Set exercise :: Quote, exactly, the line holding "Read out every word on this page." and all lines after it to the end of the records below. Exclude pictures.

The data ::
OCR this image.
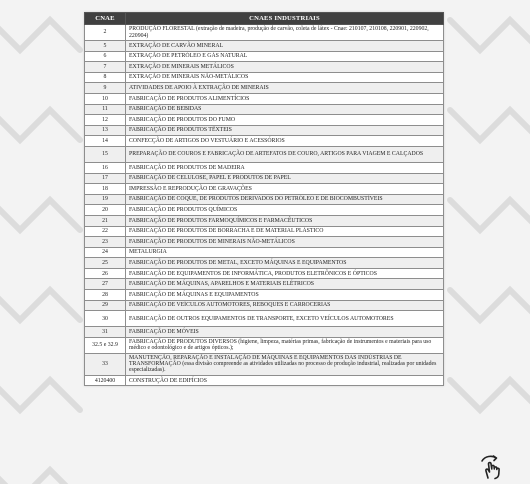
CNAE	CNAES INDUSTRIAIS
2	PRODUÇÃO FLORESTAL (extração de madeira, produção de carvão, coleta de látex - Cnae: 210107, 210108, 220901, 220902, 220904)
5	EXTRAÇÃO DE CARVÃO MINERAL
6	EXTRAÇÃO DE PETRÓLEO E GÁS NATURAL
7	EXTRAÇÃO DE MINERAIS METÁLICOS
8	EXTRAÇÃO DE MINERAIS NÃO-METÁLICOS
9	ATIVIDADES DE APOIO À EXTRAÇÃO DE MINERAIS
10	FABRICAÇÃO DE PRODUTOS ALIMENTÍCIOS
11	FABRICAÇÃO DE BEBIDAS
12	FABRICAÇÃO DE PRODUTOS DO FUMO
13	FABRICAÇÃO DE PRODUTOS TÊXTEIS
14	CONFECÇÃO DE ARTIGOS DO VESTUÁRIO E ACESSÓRIOS
15	PREPARAÇÃO DE COUROS E FABRICAÇÃO DE ARTEFATOS DE COURO, ARTIGOS PARA VIAGEM E CALÇADOS
16	FABRICAÇÃO DE PRODUTOS DE MADEIRA
17	FABRICAÇÃO DE CELULOSE, PAPEL E PRODUTOS DE PAPEL
18	IMPRESSÃO E REPRODUÇÃO DE GRAVAÇÕES
19	FABRICAÇÃO DE COQUE, DE PRODUTOS DERIVADOS DO PETRÓLEO E DE BIOCOMBUSTÍVEIS
20	FABRICAÇÃO DE PRODUTOS QUÍMICOS
21	FABRICAÇÃO DE PRODUTOS FARMOQUÍMICOS E FARMACÊUTICOS
22	FABRICAÇÃO DE PRODUTOS DE BORRACHA E DE MATERIAL PLÁSTICO
23	FABRICAÇÃO DE PRODUTOS DE MINERAIS NÃO-METÁLICOS
24	METALURGIA
25	FABRICAÇÃO DE PRODUTOS DE METAL, EXCETO MÁQUINAS E EQUIPAMENTOS
26	FABRICAÇÃO DE EQUIPAMENTOS DE INFORMÁTICA, PRODUTOS ELETRÔNICOS E ÓPTICOS
27	FABRICAÇÃO DE MÁQUINAS, APARELHOS E MATERIAIS ELÉTRICOS
28	FABRICAÇÃO DE MÁQUINAS E EQUIPAMENTOS
29	FABRICAÇÃO DE VEÍCULOS AUTOMOTORES, REBOQUES E CARROCERIAS
30	FABRICAÇÃO DE OUTROS EQUIPAMENTOS DE TRANSPORTE, EXCETO VEÍCULOS AUTOMOTORES
31	FABRICAÇÃO DE MÓVEIS
32.5 e 32.9	FABRICAÇÃO DE PRODUTOS DIVERSOS (higiene, limpeza, matérias primas, fabricação de instrumentos e materiais para uso médico e odontológico e de artigos ópticos.);
33	MANUTENÇÃO, REPARAÇÃO E INSTALAÇÃO DE MÁQUINAS E EQUIPAMENTOS DAS INDÚSTRIAS DE TRANSFORMAÇÃO (essa divisão compreende as atividades utilizadas no processo de produção industrial, realizadas por unidades especializadas).
4120400	CONSTRUÇÃO DE EDIFÍCIOS
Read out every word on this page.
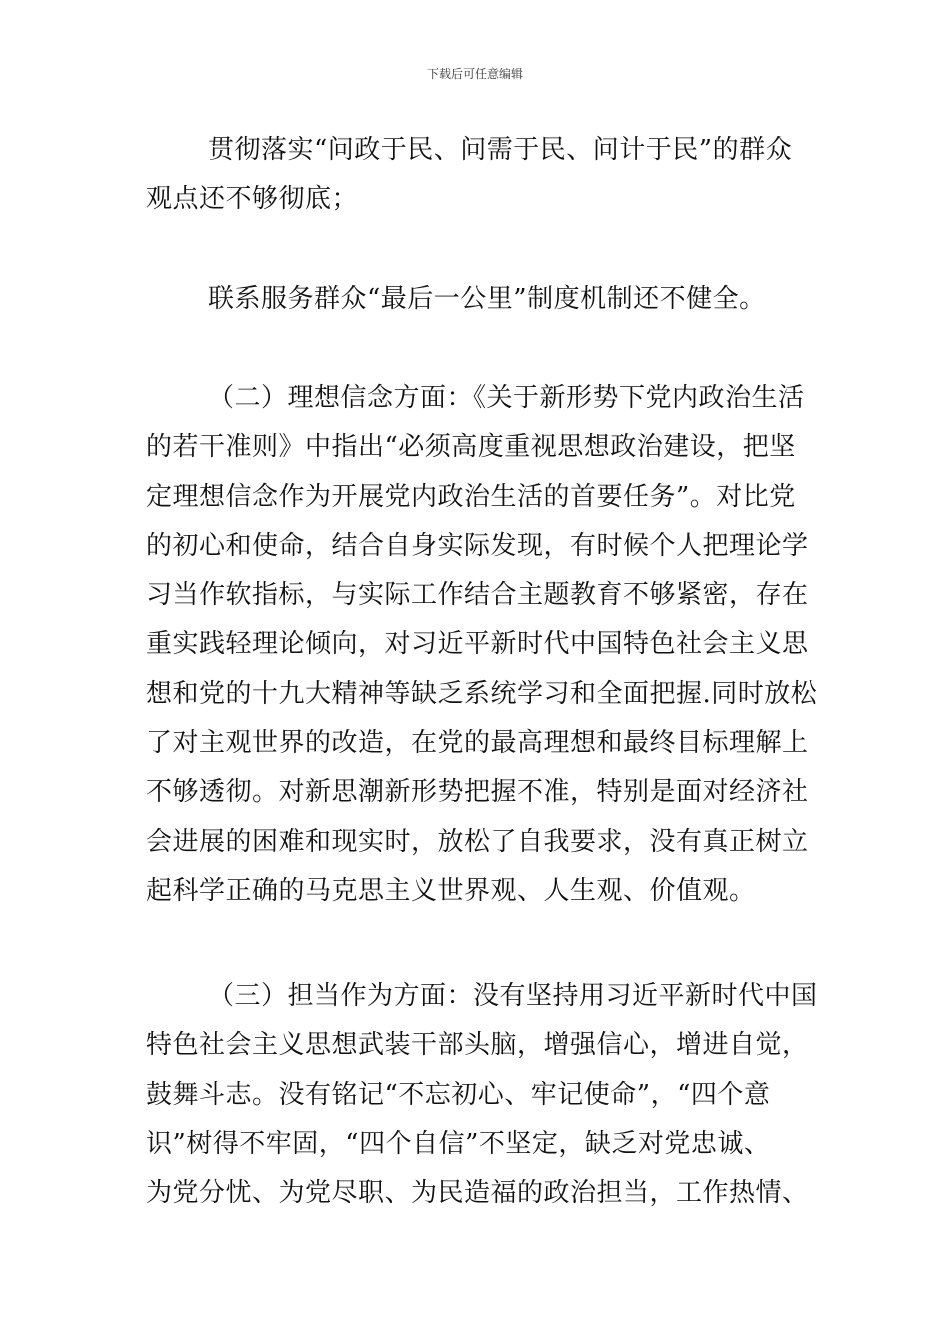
下载后可任意编辑
贯彻落实“问政于民、问需于民、问计于民”的群众
观点还不够彻底；
联系服务群众“最后一公里”制度机制还不健全。
（二）理想信念方面：《关于新形势下党内政治生活
的若干准则》中指出“必须高度重视思想政治建设，把坚
定理想信念作为开展党内政治生活的首要任务”。对比党
的初心和使命，结合自身实际发现，有时候个人把理论学
习当作软指标，与实际工作结合主题教育不够紧密，存在
重实践轻理论倾向，对习近平新时代中国特色社会主义思
想和党的十九大精神等缺乏系统学习和全面把握.同时放松
了对主观世界的改造，在党的最高理想和最终目标理解上
不够透彻。对新思潮新形势把握不准，特别是面对经济社
会进展的困难和现实时，放松了自我要求，没有真正树立
起科学正确的马克思主义世界观、人生观、价值观。
（三）担当作为方面：没有坚持用习近平新时代中国
特色社会主义思想武装干部头脑，增强信心，增进自觉，
鼓舞斗志。没有铭记“不忘初心、牢记使命”，“四个意
识”树得不牢固，“四个自信”不坚定，缺乏对党忠诚、
为党分忧、为党尽职、为民造福的政治担当，工作热情、
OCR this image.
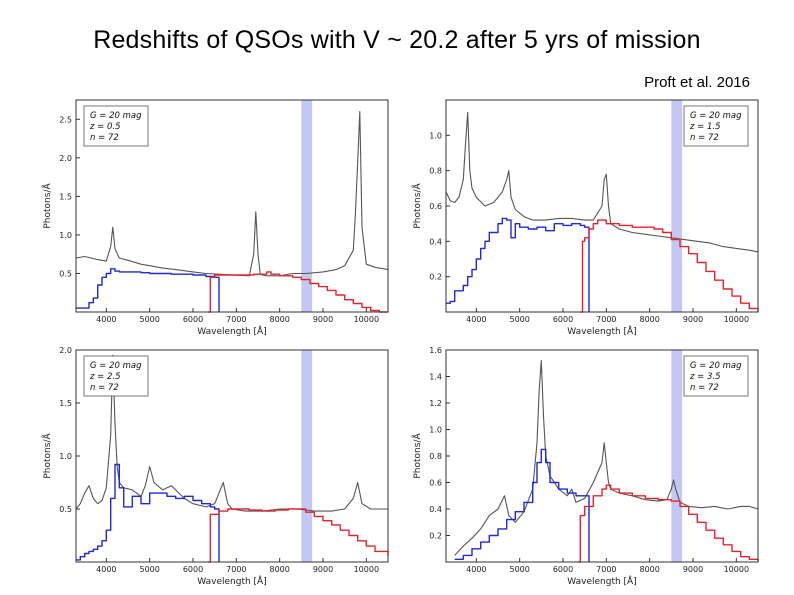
Redshifts of QSOs with V ~ 20.2 after 5 yrs of mission
Proft et al. 2016
4000	5000	6000	7000	8000	9000	10000
0.5
1.0
1.5
2.0
2.5
Wavelength [Å]
Photons/Å
G = 20 mag
z = 0.5
n = 72
4000	5000	6000	7000	8000	9000	10000
0.2
0.4
0.6
0.8
1.0
Wavelength [Å]
Photons/Å
G = 20 mag
z = 1.5
n = 72
4000	5000	6000	7000	8000	9000	10000
0.5
1.0
1.5
2.0
Wavelength [Å]
Photons/Å
G = 20 mag
z = 2.5
n = 72
4000	5000	6000	7000	8000	9000	10000
0.2
0.4
0.6
0.8
1.0
1.2
1.4
1.6
Wavelength [Å]
Photons/Å
G = 20 mag
z = 3.5
n = 72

Result of the exercise ::
Read out every word on this page.
下载后可任意编辑
贯彻落实“问政于民、问需于民、问计于民”的群众
观点还不够彻底；
联系服务群众“最后一公里”制度机制还不健全。
（二）理想信念方面：《关于新形势下党内政治生活
的若干准则》中指出“必须高度重视思想政治建设，把坚
定理想信念作为开展党内政治生活的首要任务”。对比党
的初心和使命，结合自身实际发现，有时候个人把理论学
习当作软指标，与实际工作结合主题教育不够紧密，存在
重实践轻理论倾向，对习近平新时代中国特色社会主义思
想和党的十九大精神等缺乏系统学习和全面把握.同时放松
了对主观世界的改造，在党的最高理想和最终目标理解上
不够透彻。对新思潮新形势把握不准，特别是面对经济社
会进展的困难和现实时，放松了自我要求，没有真正树立
起科学正确的马克思主义世界观、人生观、价值观。
（三）担当作为方面：没有坚持用习近平新时代中国
特色社会主义思想武装干部头脑，增强信心，增进自觉，
鼓舞斗志。没有铭记“不忘初心、牢记使命”，“四个意
识”树得不牢固，“四个自信”不坚定，缺乏对党忠诚、
为党分忧、为党尽职、为民造福的政治担当，工作热情、
OCR this image.
Redshifts of QSOs with V ~ 20.2 after 5 yrs of mission
Proft et al. 2016
4000	5000	6000	7000	8000	9000	10000
0.5
1.0
1.5
2.0
2.5
Wavelength [Å]
Photons/Å
G = 20 mag
z = 0.5
n = 72
4000	5000	6000	7000	8000	9000	10000
0.2
0.4
0.6
0.8
1.0
Wavelength [Å]
Photons/Å
G = 20 mag
z = 1.5
n = 72
4000	5000	6000	7000	8000	9000	10000
0.5
1.0
1.5
2.0
Wavelength [Å]
Photons/Å
G = 20 mag
z = 2.5
n = 72
4000	5000	6000	7000	8000	9000	10000
0.2
0.4
0.6
0.8
1.0
1.2
1.4
1.6
Wavelength [Å]
Photons/Å
G = 20 mag
z = 3.5
n = 72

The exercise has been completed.